• _Aim of the task_:
Determine the count of lines holding the string "JSON". Return only the number.

Dataset records
══════════════════════════════
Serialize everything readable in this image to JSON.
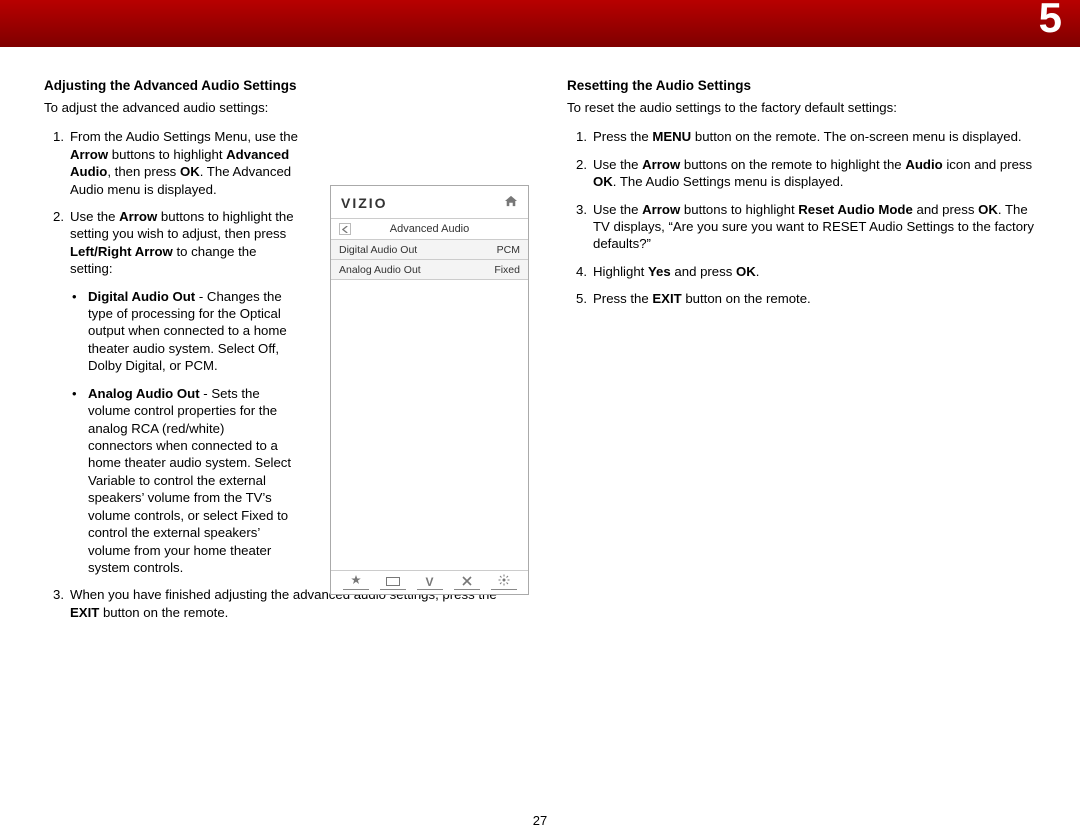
{
  "chapter_number": "5",
  "page_number": "27",
  "left": {
    "heading": "Adjusting the Advanced Audio Settings",
    "intro": "To adjust the advanced audio settings:",
    "steps": [
      {
        "num": "1.",
        "html": "From the Audio Settings Menu, use the <b>Arrow</b> buttons to highlight <b>Advanced Audio</b>, then press <b>OK</b>. The Advanced Audio menu is displayed."
      },
      {
        "num": "2.",
        "html": "Use the <b>Arrow</b> buttons to highlight the setting you wish to adjust, then press <b>Left/Right Arrow</b> to change the setting:"
      },
      {
        "num": "3.",
        "html": "When you have finished adjusting the advanced audio settings, press the <b>EXIT</b> button on the remote."
      }
    ],
    "bullets": [
      {
        "html": "<b>Digital Audio Out</b> - Changes the type of processing for the Optical output when connected to a home theater audio system. Select Off, Dolby Digital, or PCM."
      },
      {
        "html": "<b>Analog Audio Out</b> - Sets the volume control properties for the analog RCA (red/white) connectors when connected to a home theater audio system. Select Variable to control the external speakers’ volume from the TV’s volume controls, or select Fixed to control the external speakers’ volume from your home theater system controls."
      }
    ]
  },
  "right": {
    "heading": "Resetting the Audio Settings",
    "intro": "To reset the audio settings to the factory default settings:",
    "steps": [
      {
        "num": "1.",
        "html": "Press the <b>MENU</b> button on the remote. The on-screen menu is displayed."
      },
      {
        "num": "2.",
        "html": "Use the <b>Arrow</b> buttons on the remote to highlight the <b>Audio</b> icon and press <b>OK</b>. The Audio Settings menu is displayed."
      },
      {
        "num": "3.",
        "html": "Use the <b>Arrow</b> buttons to highlight <b>Reset Audio Mode</b> and press <b>OK</b>. The TV displays, “Are you sure you want to RESET Audio Settings to the factory defaults?”"
      },
      {
        "num": "4.",
        "html": "Highlight <b>Yes</b> and press <b>OK</b>."
      },
      {
        "num": "5.",
        "html": "Press the <b>EXIT</b> button on the remote."
      }
    ]
  },
  "menu": {
    "brand": "VIZIO",
    "title": "Advanced Audio",
    "rows": [
      {
        "label": "Digital Audio Out",
        "value": "PCM"
      },
      {
        "label": "Analog Audio Out",
        "value": "Fixed"
      }
    ],
    "footer_icons": [
      "star",
      "wide",
      "v",
      "x",
      "gear"
    ]
  }
}
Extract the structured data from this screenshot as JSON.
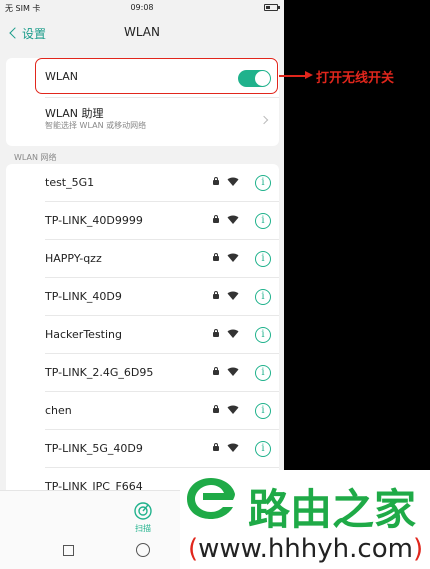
{
  "statusbar": {
    "carrier": "无 SIM 卡",
    "time": "09:08"
  },
  "navbar": {
    "back_label": "设置",
    "title": "WLAN"
  },
  "wlan_toggle": {
    "label": "WLAN",
    "state": "on"
  },
  "assistant": {
    "title": "WLAN 助理",
    "subtitle": "智能选择 WLAN 或移动网络"
  },
  "networks": {
    "header": "WLAN 网络",
    "items": [
      {
        "name": "test_5G1"
      },
      {
        "name": "TP-LINK_40D9999"
      },
      {
        "name": "HAPPY-qzz"
      },
      {
        "name": "TP-LINK_40D9"
      },
      {
        "name": "HackerTesting"
      },
      {
        "name": "TP-LINK_2.4G_6D95"
      },
      {
        "name": "chen"
      },
      {
        "name": "TP-LINK_5G_40D9"
      },
      {
        "name": "TP-LINK_IPC_F664"
      }
    ]
  },
  "bottombar": {
    "scan_label": "扫描"
  },
  "annotation": {
    "text": "打开无线开关"
  },
  "watermark": {
    "cn": "路由之家",
    "url_open": "(",
    "url": "www.hhhyh.com",
    "url_close": ")"
  },
  "colors": {
    "accent": "#20b28c",
    "annotation": "#e1261c",
    "watermark_green": "#1faa47"
  }
}
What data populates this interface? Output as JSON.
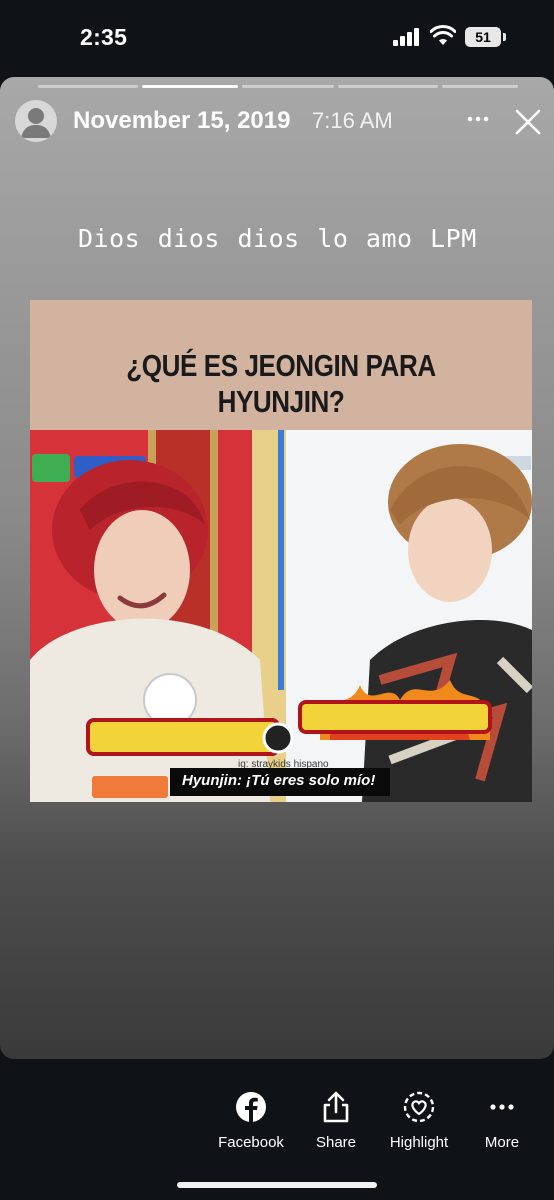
{
  "status_bar": {
    "time": "2:35",
    "battery": "51"
  },
  "story": {
    "date": "November 15, 2019",
    "time": "7:16 AM",
    "caption": "Dios dios dios lo amo LPM",
    "meme": {
      "title": "¿QUÉ ES JEONGIN PARA HYUNJIN?",
      "subtitle": "Hyunjin: ¡Tú eres solo mío!",
      "watermark": "ig: straykids hispano"
    }
  },
  "actions": [
    {
      "label": "Facebook",
      "icon": "facebook-icon"
    },
    {
      "label": "Share",
      "icon": "share-icon"
    },
    {
      "label": "Highlight",
      "icon": "highlight-icon"
    },
    {
      "label": "More",
      "icon": "more-icon"
    }
  ],
  "colors": {
    "background": "#0f1217",
    "meme_header": "#d2b3a0"
  }
}
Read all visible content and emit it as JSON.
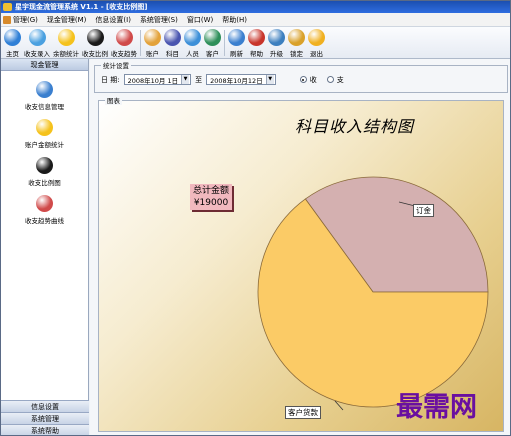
{
  "window": {
    "title": "星宇现金流管理系统 V1.1 - [收支比例图]"
  },
  "menu": {
    "items": [
      "管理(G)",
      "现金管理(M)",
      "信息设置(I)",
      "系统管理(S)",
      "窗口(W)",
      "帮助(H)"
    ]
  },
  "toolbar": {
    "buttons": [
      {
        "label": "主页",
        "icon": "home-icon",
        "color": "#2f7fd6"
      },
      {
        "label": "收支录入",
        "icon": "entry-icon",
        "color": "#4aa0e0"
      },
      {
        "label": "余额统计",
        "icon": "star-icon",
        "color": "#f5c21c"
      },
      {
        "label": "收支比例",
        "icon": "radiation-icon",
        "color": "#1a1a1a"
      },
      {
        "label": "收支趋势",
        "icon": "trend-icon",
        "color": "#d04a4a"
      },
      {
        "label": "账户",
        "icon": "account-icon",
        "color": "#e3a23a"
      },
      {
        "label": "科目",
        "icon": "subject-icon",
        "color": "#4a55b0"
      },
      {
        "label": "人员",
        "icon": "people-icon",
        "color": "#3c8fd8"
      },
      {
        "label": "客户",
        "icon": "customer-icon",
        "color": "#2e8f5a"
      },
      {
        "label": "刷新",
        "icon": "refresh-icon",
        "color": "#3a7fcf"
      },
      {
        "label": "帮助",
        "icon": "help-icon",
        "color": "#c8352b"
      },
      {
        "label": "升级",
        "icon": "upgrade-icon",
        "color": "#3c7fbf"
      },
      {
        "label": "锁定",
        "icon": "lock-icon",
        "color": "#d9a12a"
      },
      {
        "label": "退出",
        "icon": "exit-icon",
        "color": "#f0b020"
      }
    ]
  },
  "sidebar": {
    "header": "现金管理",
    "items": [
      {
        "label": "收支信息管理",
        "icon": "info-icon",
        "color": "#3a7fcf"
      },
      {
        "label": "账户金额统计",
        "icon": "star-icon",
        "color": "#f5c21c"
      },
      {
        "label": "收支比例图",
        "icon": "radiation-icon",
        "color": "#1a1a1a"
      },
      {
        "label": "收支趋势曲线",
        "icon": "trend-icon",
        "color": "#d04a4a"
      }
    ],
    "bottom_tabs": [
      "信息设置",
      "系统管理",
      "系统帮助"
    ]
  },
  "filter": {
    "group_title": "统计设置",
    "date_label": "日  期:",
    "date_from": "2008年10月 1日",
    "to_label": "至",
    "date_to": "2008年10月12日",
    "radio_income": "收",
    "radio_expense": "支",
    "selected": "收"
  },
  "chart": {
    "group_title": "图表",
    "title": "科目收入结构图",
    "total_label": "总计金额",
    "total_value": "¥19000"
  },
  "chart_data": {
    "type": "pie",
    "title": "科目收入结构图",
    "slices": [
      {
        "label": "订金",
        "value": 0.35,
        "color": "#d4b0b0"
      },
      {
        "label": "客户货款",
        "value": 0.65,
        "color": "#fbcb66"
      }
    ]
  },
  "watermark": "最需网"
}
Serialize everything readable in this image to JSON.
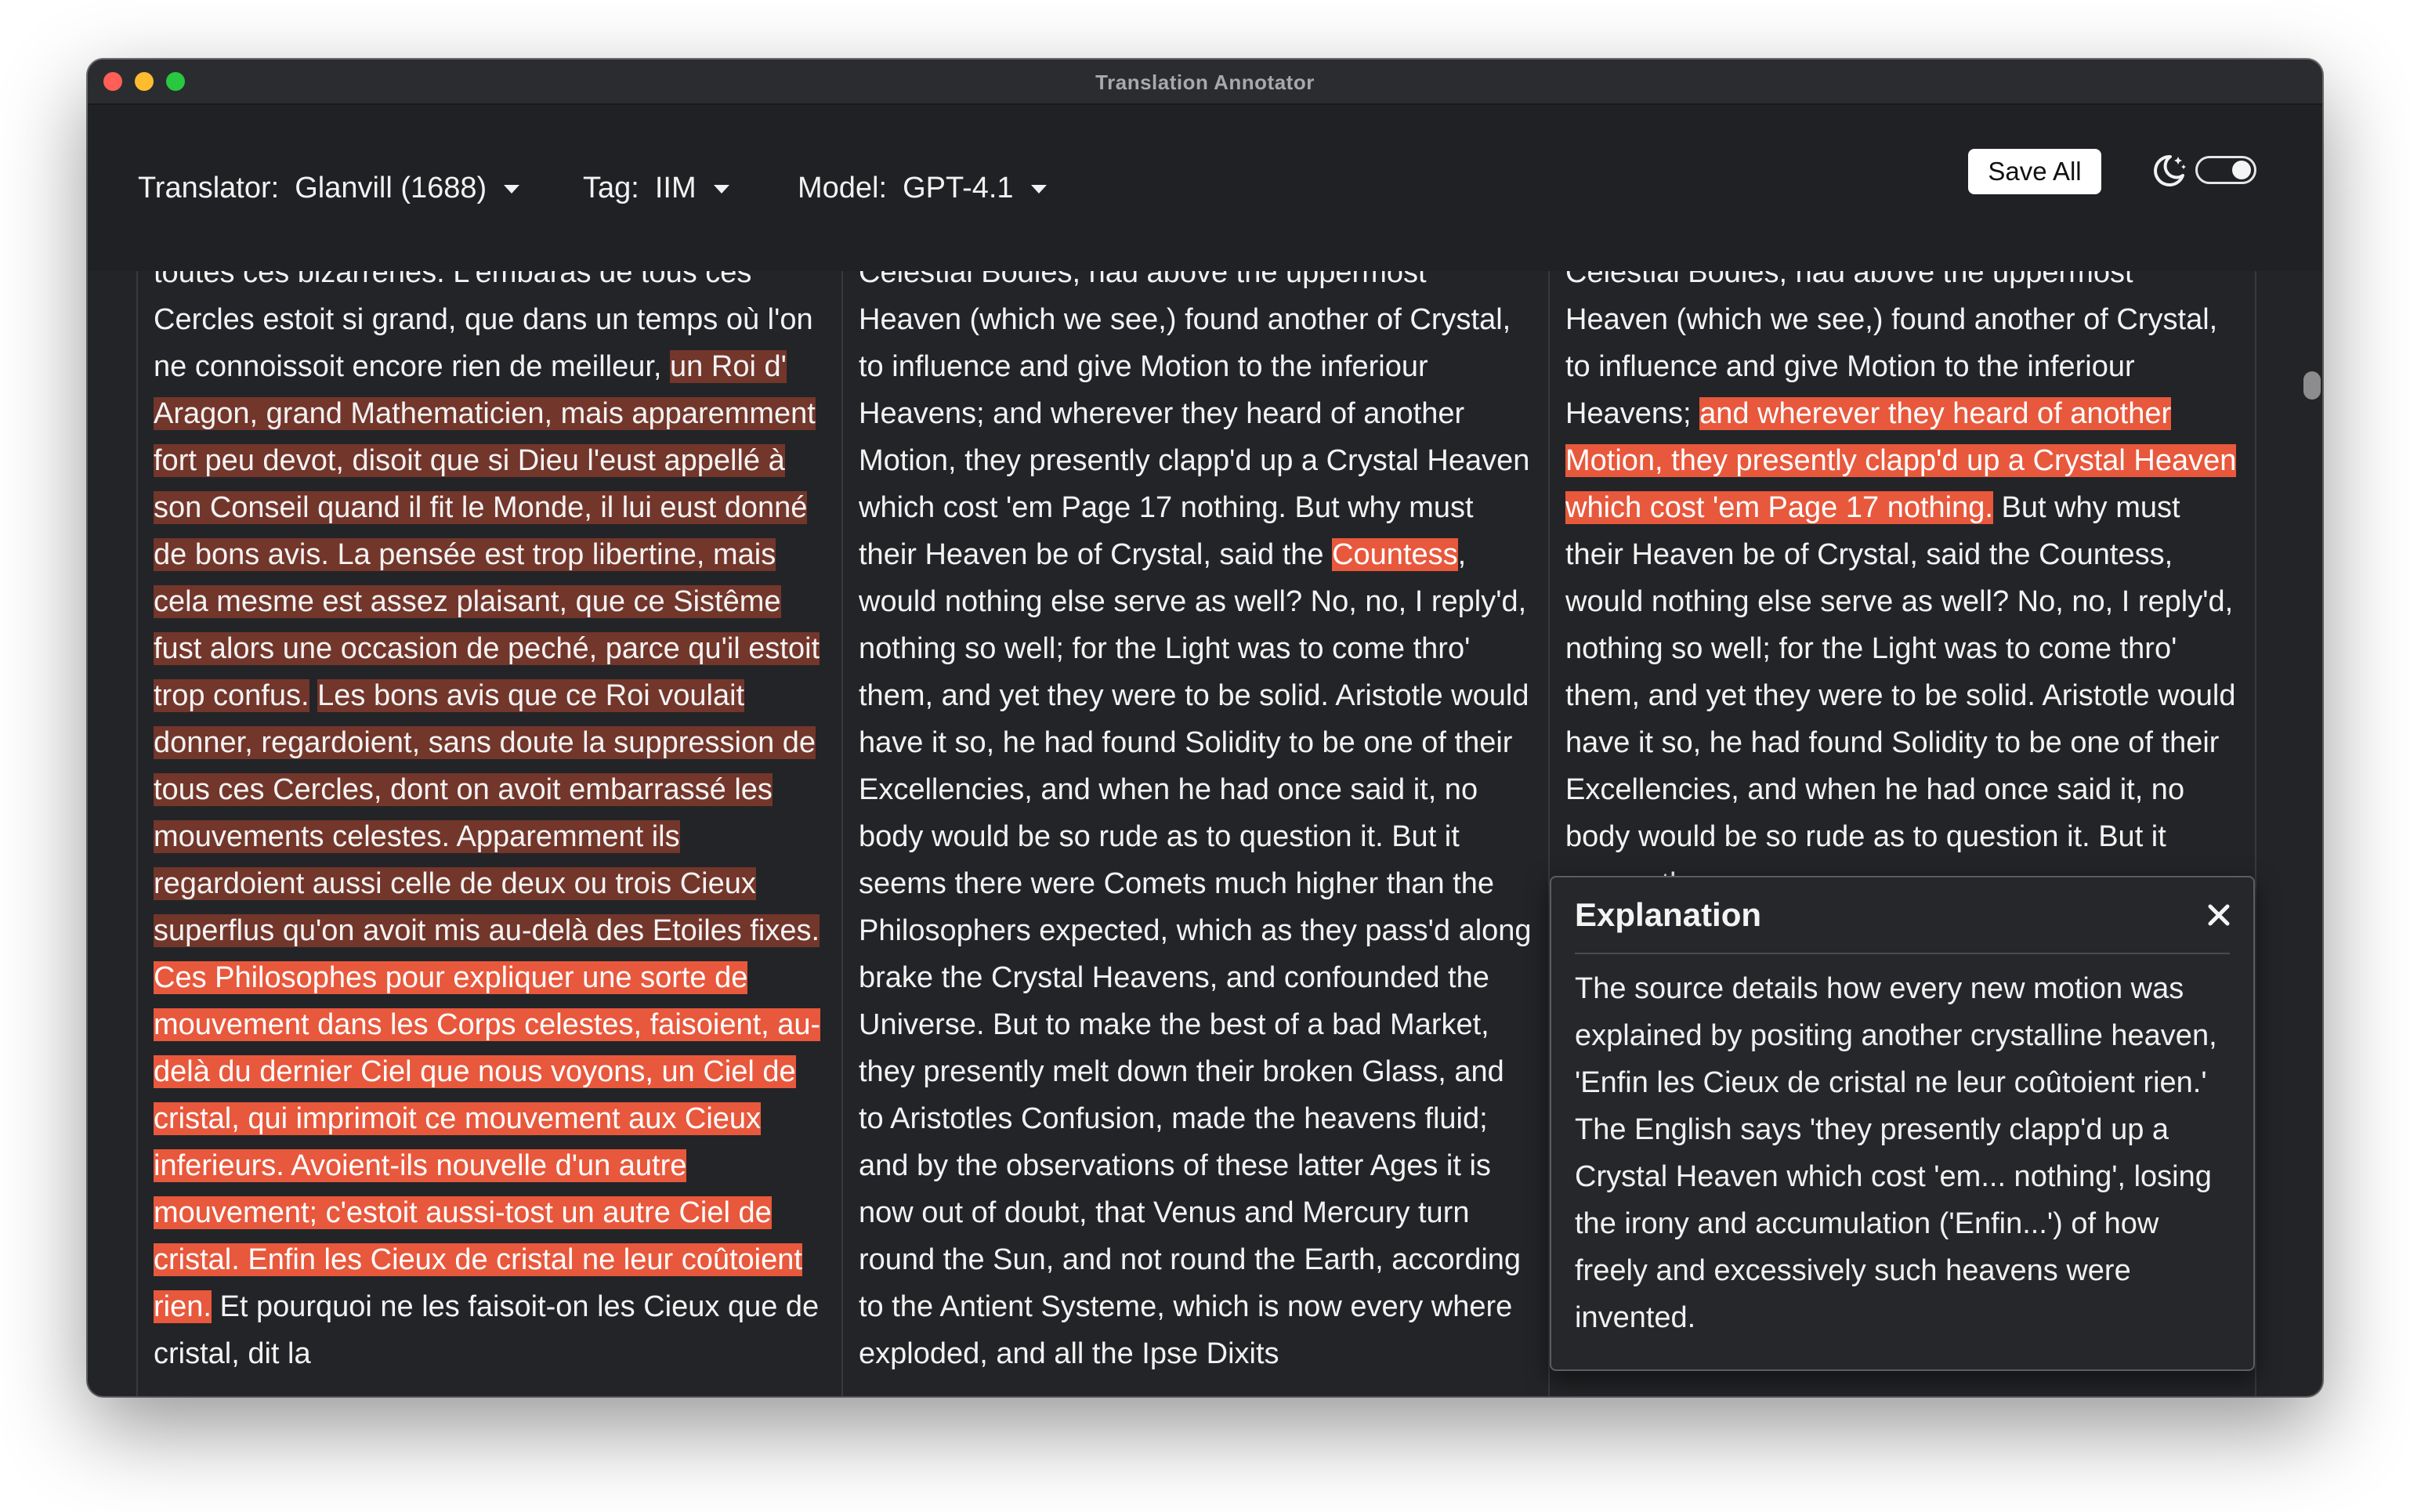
{
  "window": {
    "title": "Translation Annotator"
  },
  "toolbar": {
    "translator": {
      "label": "Translator:",
      "value": "Glanvill (1688)"
    },
    "tag": {
      "label": "Tag:",
      "value": "IIM"
    },
    "model": {
      "label": "Model:",
      "value": "GPT-4.1"
    },
    "save_all_label": "Save All",
    "theme_icon": "moon-stars-icon",
    "dark_mode_toggle": "on"
  },
  "columns": {
    "source": [
      {
        "text": "toutes ces bizarreries. L'embaras de tous ces Cercles estoit si grand, que dans un temps où l'on ne connoissoit encore rien de meilleur, ",
        "hl": "none"
      },
      {
        "text": "un Roi d' Aragon, grand Mathematicien, mais apparemment fort peu devot, disoit que si Dieu l'eust appellé à son Conseil quand il fit le Monde, il lui eust donné de bons avis. La pensée est trop libertine, mais cela mesme est assez plaisant, que ce Sistême fust alors une occasion de peché, parce qu'il estoit trop confus.",
        "hl": "dark"
      },
      {
        "text": " ",
        "hl": "none"
      },
      {
        "text": "Les bons avis que ce Roi voulait donner, regardoient, sans doute la suppression de tous ces Cercles, dont on avoit embarrassé les mouvements celestes. Apparemment ils regardoient aussi celle de deux ou trois Cieux superflus qu'on avoit mis au-delà des Etoiles fixes.",
        "hl": "dark"
      },
      {
        "text": " ",
        "hl": "none"
      },
      {
        "text": "Ces Philosophes pour expliquer une sorte de mouvement dans les Corps celestes, faisoient, au-delà du dernier Ciel que nous voyons, un Ciel de cristal, qui imprimoit ce mouvement aux Cieux inferieurs. Avoient-ils nouvelle d'un autre mouvement; c'estoit aussi-tost un autre Ciel de cristal. Enfin les Cieux de cristal ne leur coûtoient rien.",
        "hl": "light"
      },
      {
        "text": " Et pourquoi ne les faisoit-on les Cieux que de cristal, dit la",
        "hl": "none"
      }
    ],
    "translation_a": [
      {
        "text": "Celestial Bodies, had above the uppermost Heaven (which we see,) found another of Crystal, to influence and give Motion to the inferiour Heavens; and wherever they heard of another Motion, they presently clapp'd up a Crystal Heaven which cost 'em Page 17 nothing. But why must their Heaven be of Crystal, said the ",
        "hl": "none"
      },
      {
        "text": "Countess",
        "hl": "light"
      },
      {
        "text": ", would nothing else serve as well? No, no, I reply'd, nothing so well; for the Light was to come thro' them, and yet they were to be solid. Aristotle would have it so, he had found Solidity to be one of their Excellencies, and when he had once said it, no body would be so rude as to question it. But it seems there were Comets much higher than the Philosophers expected, which as they pass'd along brake the Crystal Heavens, and confounded the Universe. But to make the best of a bad Market, they presently melt down their broken Glass, and to Aristotles Confusion, made the heavens fluid; and by the observations of these latter Ages it is now out of doubt, that Venus and Mercury turn round the Sun, and not round the Earth, according to the Antient Systeme, which is now every where exploded, and all the Ipse Dixits",
        "hl": "none"
      }
    ],
    "translation_b": [
      {
        "text": "Celestial Bodies, had above the uppermost Heaven (which we see,) found another of Crystal, to influence and give Motion to the inferiour Heavens; ",
        "hl": "none"
      },
      {
        "text": "and wherever they heard of another Motion, they presently clapp'd up a Crystal Heaven which cost 'em Page 17 nothing.",
        "hl": "light"
      },
      {
        "text": " But why must their Heaven be of Crystal, said the Countess, would nothing else serve as well? No, no, I reply'd, nothing so well; for the Light was to come thro' them, and yet they were to be solid. Aristotle would have it so, he had found Solidity to be one of their Excellencies, and when he had once said it, no body would be so rude as to question it. But it seems there were",
        "hl": "none"
      }
    ]
  },
  "explanation": {
    "title": "Explanation",
    "body": "The source details how every new motion was explained by positing another crystalline heaven, 'Enfin les Cieux de cristal ne leur coûtoient rien.' The English says 'they presently clapp'd up a Crystal Heaven which cost 'em... nothing', losing the irony and accumulation ('Enfin...') of how freely and excessively such heavens were invented.",
    "close_icon": "close-icon"
  },
  "colors": {
    "background": "#232427",
    "highlight_dark": "#73362b",
    "highlight_light": "#e8583c"
  }
}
══════════════════════════════
• _Full solution_:
5